# THE DATA
════════════════
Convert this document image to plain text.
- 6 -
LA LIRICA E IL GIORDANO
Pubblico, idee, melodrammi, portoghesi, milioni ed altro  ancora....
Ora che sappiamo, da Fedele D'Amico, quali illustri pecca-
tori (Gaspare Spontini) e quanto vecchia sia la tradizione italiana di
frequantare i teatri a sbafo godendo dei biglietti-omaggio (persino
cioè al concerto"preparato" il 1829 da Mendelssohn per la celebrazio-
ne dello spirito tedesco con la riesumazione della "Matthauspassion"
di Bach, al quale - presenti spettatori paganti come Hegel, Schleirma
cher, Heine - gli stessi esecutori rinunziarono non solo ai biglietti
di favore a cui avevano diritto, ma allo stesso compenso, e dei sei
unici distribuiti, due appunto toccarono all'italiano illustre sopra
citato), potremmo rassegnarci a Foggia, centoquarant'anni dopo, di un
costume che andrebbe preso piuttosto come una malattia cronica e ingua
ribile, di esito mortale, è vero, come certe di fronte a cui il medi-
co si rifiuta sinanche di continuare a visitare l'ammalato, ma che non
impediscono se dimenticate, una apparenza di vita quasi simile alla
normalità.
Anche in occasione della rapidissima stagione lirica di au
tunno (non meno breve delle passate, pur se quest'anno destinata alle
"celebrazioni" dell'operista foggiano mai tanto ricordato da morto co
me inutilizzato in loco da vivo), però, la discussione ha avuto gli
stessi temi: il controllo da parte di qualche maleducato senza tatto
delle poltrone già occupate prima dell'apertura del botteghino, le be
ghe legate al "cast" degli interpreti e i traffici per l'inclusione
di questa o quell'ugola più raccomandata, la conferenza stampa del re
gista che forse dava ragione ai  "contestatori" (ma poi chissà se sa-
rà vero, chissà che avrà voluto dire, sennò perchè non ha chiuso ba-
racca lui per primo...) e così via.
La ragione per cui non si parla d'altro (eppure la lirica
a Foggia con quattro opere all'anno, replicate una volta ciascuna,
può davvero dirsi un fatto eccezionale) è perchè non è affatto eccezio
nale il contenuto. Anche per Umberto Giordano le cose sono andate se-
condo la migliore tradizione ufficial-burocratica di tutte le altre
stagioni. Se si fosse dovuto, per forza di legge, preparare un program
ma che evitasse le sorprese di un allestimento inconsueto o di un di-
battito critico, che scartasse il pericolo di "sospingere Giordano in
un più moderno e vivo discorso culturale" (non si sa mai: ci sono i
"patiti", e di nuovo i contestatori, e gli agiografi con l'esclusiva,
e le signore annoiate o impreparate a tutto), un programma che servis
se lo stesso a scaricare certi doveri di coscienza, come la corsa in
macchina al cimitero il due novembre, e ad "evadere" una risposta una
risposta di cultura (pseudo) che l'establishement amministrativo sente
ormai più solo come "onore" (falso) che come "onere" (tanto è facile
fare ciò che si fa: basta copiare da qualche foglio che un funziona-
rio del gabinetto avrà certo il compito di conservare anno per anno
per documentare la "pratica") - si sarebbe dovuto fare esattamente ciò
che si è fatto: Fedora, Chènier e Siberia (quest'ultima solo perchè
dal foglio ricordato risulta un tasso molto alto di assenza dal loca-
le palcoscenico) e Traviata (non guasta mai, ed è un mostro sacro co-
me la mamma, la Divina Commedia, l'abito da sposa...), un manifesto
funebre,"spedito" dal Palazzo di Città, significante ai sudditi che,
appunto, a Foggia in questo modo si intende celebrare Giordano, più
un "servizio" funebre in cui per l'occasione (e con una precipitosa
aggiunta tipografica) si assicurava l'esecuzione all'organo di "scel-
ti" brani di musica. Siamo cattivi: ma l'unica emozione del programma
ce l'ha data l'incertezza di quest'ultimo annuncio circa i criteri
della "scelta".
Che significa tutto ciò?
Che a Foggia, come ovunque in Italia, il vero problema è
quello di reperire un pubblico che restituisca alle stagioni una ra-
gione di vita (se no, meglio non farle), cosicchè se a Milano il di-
════════════════
# GIVEN INSTRUCTION
Please set down each line of the records exactly as given.

# ANSWER TO THE PROBLEM
Convert this document image to plain text.
- 6 -
LA LIRICA E IL GIORDANO
Pubblico, idee, melodrammi, portoghesi, milioni ed altro  ancora....
Ora che sappiamo, da Fedele D'Amico, quali illustri pecca-
tori (Gaspare Spontini) e quanto vecchia sia la tradizione italiana di
frequantare i teatri a sbafo godendo dei biglietti-omaggio (persino
cioè al concerto"preparato" il 1829 da Mendelssohn per la celebrazio-
ne dello spirito tedesco con la riesumazione della "Matthauspassion"
di Bach, al quale - presenti spettatori paganti come Hegel, Schleirma
cher, Heine - gli stessi esecutori rinunziarono non solo ai biglietti
di favore a cui avevano diritto, ma allo stesso compenso, e dei sei
unici distribuiti, due appunto toccarono all'italiano illustre sopra
citato), potremmo rassegnarci a Foggia, centoquarant'anni dopo, di un
costume che andrebbe preso piuttosto come una malattia cronica e ingua
ribile, di esito mortale, è vero, come certe di fronte a cui il medi-
co si rifiuta sinanche di continuare a visitare l'ammalato, ma che non
impediscono se dimenticate, una apparenza di vita quasi simile alla
normalità.
Anche in occasione della rapidissima stagione lirica di au
tunno (non meno breve delle passate, pur se quest'anno destinata alle
"celebrazioni" dell'operista foggiano mai tanto ricordato da morto co
me inutilizzato in loco da vivo), però, la discussione ha avuto gli
stessi temi: il controllo da parte di qualche maleducato senza tatto
delle poltrone già occupate prima dell'apertura del botteghino, le be
ghe legate al "cast" degli interpreti e i traffici per l'inclusione
di questa o quell'ugola più raccomandata, la conferenza stampa del re
gista che forse dava ragione ai  "contestatori" (ma poi chissà se sa-
rà vero, chissà che avrà voluto dire, sennò perchè non ha chiuso ba-
racca lui per primo...) e così via.
La ragione per cui non si parla d'altro (eppure la lirica
a Foggia con quattro opere all'anno, replicate una volta ciascuna,
può davvero dirsi un fatto eccezionale) è perchè non è affatto eccezio
nale il contenuto. Anche per Umberto Giordano le cose sono andate se-
condo la migliore tradizione ufficial-burocratica di tutte le altre
stagioni. Se si fosse dovuto, per forza di legge, preparare un program
ma che evitasse le sorprese di un allestimento inconsueto o di un di-
battito critico, che scartasse il pericolo di "sospingere Giordano in
un più moderno e vivo discorso culturale" (non si sa mai: ci sono i
"patiti", e di nuovo i contestatori, e gli agiografi con l'esclusiva,
e le signore annoiate o impreparate a tutto), un programma che servis
se lo stesso a scaricare certi doveri di coscienza, come la corsa in
macchina al cimitero il due novembre, e ad "evadere" una risposta una
risposta di cultura (pseudo) che l'establishement amministrativo sente
ormai più solo come "onore" (falso) che come "onere" (tanto è facile
fare ciò che si fa: basta copiare da qualche foglio che un funziona-
rio del gabinetto avrà certo il compito di conservare anno per anno
per documentare la "pratica") - si sarebbe dovuto fare esattamente ciò
che si è fatto: Fedora, Chènier e Siberia (quest'ultima solo perchè
dal foglio ricordato risulta un tasso molto alto di assenza dal loca-
le palcoscenico) e Traviata (non guasta mai, ed è un mostro sacro co-
me la mamma, la Divina Commedia, l'abito da sposa...), un manifesto
funebre,"spedito" dal Palazzo di Città, significante ai sudditi che,
appunto, a Foggia in questo modo si intende celebrare Giordano, più
un "servizio" funebre in cui per l'occasione (e con una precipitosa
aggiunta tipografica) si assicurava l'esecuzione all'organo di "scel-
ti" brani di musica. Siamo cattivi: ma l'unica emozione del programma
ce l'ha data l'incertezza di quest'ultimo annuncio circa i criteri
della "scelta".
Che significa tutto ciò?
Che a Foggia, come ovunque in Italia, il vero problema è
quello di reperire un pubblico che restituisca alle stagioni una ra-
gione di vita (se no, meglio non farle), cosicchè se a Milano il di-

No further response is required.